Problem statement —
Write out all the lines again, precisely as they stand, but without the images.

─── Material provided

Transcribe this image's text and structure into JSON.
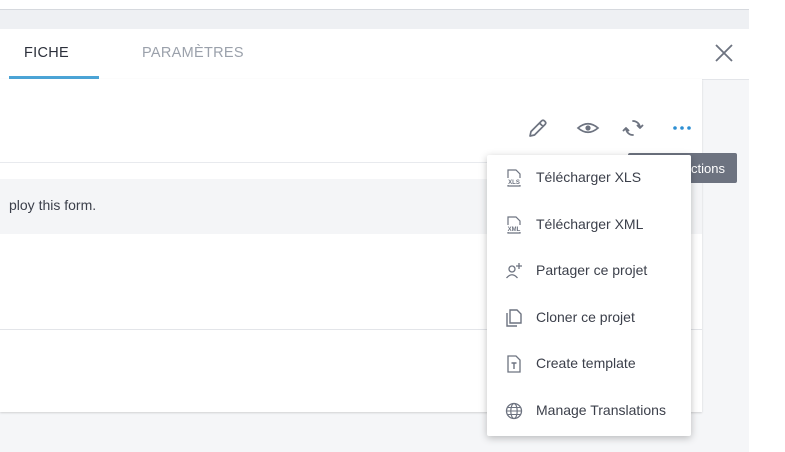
{
  "tabs": [
    {
      "label": "FICHE",
      "active": true
    },
    {
      "label": "PARAMÈTRES",
      "active": false
    }
  ],
  "header_icons": [
    "close-icon"
  ],
  "actions": {
    "icons": [
      "edit-icon",
      "eye-icon",
      "refresh-icon",
      "more-icon"
    ],
    "tooltip": "ctions"
  },
  "notice": {
    "text": "ploy this form."
  },
  "menu": {
    "items": [
      {
        "label": "Télécharger XLS",
        "icon": "xls-file-icon"
      },
      {
        "label": "Télécharger XML",
        "icon": "xml-file-icon"
      },
      {
        "label": "Partager ce projet",
        "icon": "add-user-icon"
      },
      {
        "label": "Cloner ce projet",
        "icon": "clone-icon"
      },
      {
        "label": "Create template",
        "icon": "template-icon"
      },
      {
        "label": "Manage Translations",
        "icon": "globe-icon"
      }
    ]
  },
  "colors": {
    "accent": "#4ba4d6",
    "more_icon": "#2d8fd3",
    "tooltip_bg": "#6d7380",
    "icon_gray": "#6d7380"
  }
}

──────

Right answer —
Transcribe this image's text and structure into JSON.
{
  "tabs": [
    {
      "label": "FICHE",
      "active": true
    },
    {
      "label": "PARAMÈTRES",
      "active": false
    }
  ],
  "header_icons": [
    "close-icon"
  ],
  "actions": {
    "icons": [
      "edit-icon",
      "eye-icon",
      "refresh-icon",
      "more-icon"
    ],
    "tooltip": "ctions"
  },
  "notice": {
    "text": "ploy this form."
  },
  "menu": {
    "items": [
      {
        "label": "Télécharger XLS",
        "icon": "xls-file-icon"
      },
      {
        "label": "Télécharger XML",
        "icon": "xml-file-icon"
      },
      {
        "label": "Partager ce projet",
        "icon": "add-user-icon"
      },
      {
        "label": "Cloner ce projet",
        "icon": "clone-icon"
      },
      {
        "label": "Create template",
        "icon": "template-icon"
      },
      {
        "label": "Manage Translations",
        "icon": "globe-icon"
      }
    ]
  },
  "colors": {
    "accent": "#4ba4d6",
    "more_icon": "#2d8fd3",
    "tooltip_bg": "#6d7380",
    "icon_gray": "#6d7380"
  }
}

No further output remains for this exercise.